* _Information supplied_
* START *

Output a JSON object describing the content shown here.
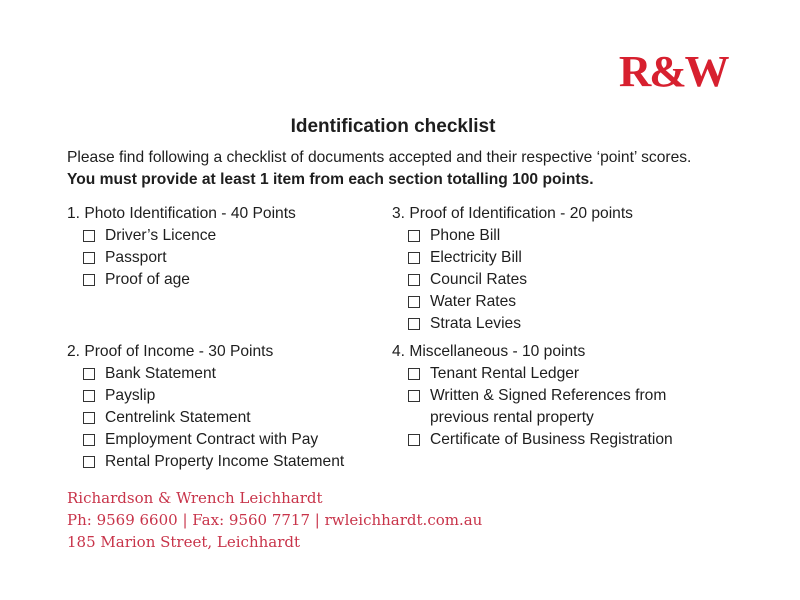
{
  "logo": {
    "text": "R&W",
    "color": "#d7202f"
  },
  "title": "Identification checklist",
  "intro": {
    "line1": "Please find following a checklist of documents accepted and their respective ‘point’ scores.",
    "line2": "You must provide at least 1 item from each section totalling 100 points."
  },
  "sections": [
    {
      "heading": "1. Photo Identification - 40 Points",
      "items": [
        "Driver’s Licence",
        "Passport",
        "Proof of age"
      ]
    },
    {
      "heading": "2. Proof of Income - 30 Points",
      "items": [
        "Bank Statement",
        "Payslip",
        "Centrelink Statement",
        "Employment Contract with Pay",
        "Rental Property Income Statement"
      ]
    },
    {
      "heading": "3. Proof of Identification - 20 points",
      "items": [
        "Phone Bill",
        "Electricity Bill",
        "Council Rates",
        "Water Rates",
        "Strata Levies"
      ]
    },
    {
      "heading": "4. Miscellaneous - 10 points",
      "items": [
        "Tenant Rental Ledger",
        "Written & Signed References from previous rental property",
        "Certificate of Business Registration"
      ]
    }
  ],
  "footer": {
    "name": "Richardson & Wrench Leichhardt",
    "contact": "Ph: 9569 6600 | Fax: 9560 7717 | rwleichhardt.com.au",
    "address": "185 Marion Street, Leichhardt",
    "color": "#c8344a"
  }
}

* END *

* _Request_
Return every line above that contains the word "Statement".

* _The response_
        "Bank Statement",
        "Centrelink Statement",
        "Rental Property Income Statement"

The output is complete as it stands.